Material for this exercise:
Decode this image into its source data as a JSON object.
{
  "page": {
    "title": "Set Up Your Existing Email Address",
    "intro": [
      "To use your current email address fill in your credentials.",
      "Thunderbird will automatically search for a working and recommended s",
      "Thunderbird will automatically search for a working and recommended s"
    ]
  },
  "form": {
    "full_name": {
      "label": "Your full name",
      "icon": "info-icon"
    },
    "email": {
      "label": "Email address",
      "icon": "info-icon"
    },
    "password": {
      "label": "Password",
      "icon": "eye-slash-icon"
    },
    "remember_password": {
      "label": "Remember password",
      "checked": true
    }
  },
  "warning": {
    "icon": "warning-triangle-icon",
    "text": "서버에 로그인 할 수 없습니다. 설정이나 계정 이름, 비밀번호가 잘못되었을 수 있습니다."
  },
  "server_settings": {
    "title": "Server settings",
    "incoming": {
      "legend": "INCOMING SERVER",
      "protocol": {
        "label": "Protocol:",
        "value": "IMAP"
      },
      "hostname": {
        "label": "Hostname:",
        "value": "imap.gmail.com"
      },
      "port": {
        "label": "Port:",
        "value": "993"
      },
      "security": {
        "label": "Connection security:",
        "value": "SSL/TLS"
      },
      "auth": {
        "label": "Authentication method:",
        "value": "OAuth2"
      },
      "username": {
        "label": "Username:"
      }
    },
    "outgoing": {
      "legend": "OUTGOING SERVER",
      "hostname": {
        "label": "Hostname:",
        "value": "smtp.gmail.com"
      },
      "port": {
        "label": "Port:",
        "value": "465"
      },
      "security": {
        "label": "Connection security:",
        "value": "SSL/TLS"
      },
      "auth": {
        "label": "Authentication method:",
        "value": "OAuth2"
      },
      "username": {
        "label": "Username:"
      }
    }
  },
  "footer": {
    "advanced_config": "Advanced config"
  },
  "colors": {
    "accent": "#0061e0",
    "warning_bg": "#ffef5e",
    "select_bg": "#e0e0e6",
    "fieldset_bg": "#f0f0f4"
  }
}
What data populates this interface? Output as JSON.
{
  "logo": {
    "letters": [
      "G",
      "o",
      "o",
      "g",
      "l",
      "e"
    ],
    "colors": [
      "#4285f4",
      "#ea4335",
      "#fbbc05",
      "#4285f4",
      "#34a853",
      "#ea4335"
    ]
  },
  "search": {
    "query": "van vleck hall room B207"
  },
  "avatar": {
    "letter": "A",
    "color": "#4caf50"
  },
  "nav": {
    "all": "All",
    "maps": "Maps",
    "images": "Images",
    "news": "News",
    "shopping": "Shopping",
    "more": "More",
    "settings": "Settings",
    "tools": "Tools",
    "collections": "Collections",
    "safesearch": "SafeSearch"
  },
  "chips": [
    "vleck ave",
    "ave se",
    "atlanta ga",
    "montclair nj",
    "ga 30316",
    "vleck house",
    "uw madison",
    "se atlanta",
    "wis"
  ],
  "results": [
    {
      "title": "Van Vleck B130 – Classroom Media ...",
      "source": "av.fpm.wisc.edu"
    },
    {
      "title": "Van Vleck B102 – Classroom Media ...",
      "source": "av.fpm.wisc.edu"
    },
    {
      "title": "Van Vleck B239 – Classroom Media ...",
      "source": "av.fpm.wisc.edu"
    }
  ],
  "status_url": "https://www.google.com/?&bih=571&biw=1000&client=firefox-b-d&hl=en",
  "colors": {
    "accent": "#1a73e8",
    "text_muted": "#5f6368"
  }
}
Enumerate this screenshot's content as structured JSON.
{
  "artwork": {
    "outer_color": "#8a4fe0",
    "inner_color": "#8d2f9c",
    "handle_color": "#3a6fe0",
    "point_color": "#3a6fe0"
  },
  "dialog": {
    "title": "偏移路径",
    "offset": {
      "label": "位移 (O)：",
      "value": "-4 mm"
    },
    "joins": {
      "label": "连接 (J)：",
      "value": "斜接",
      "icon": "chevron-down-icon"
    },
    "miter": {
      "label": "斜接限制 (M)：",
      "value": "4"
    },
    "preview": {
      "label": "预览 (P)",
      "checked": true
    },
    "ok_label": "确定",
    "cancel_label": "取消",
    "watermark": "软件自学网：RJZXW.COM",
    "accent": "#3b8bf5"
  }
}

Work required:
Copy every line of the records above that contains "automatically".

Task solution:
      "Thunderbird will automatically search for a working and recommended s",
      "Thunderbird will automatically search for a working and recommended s"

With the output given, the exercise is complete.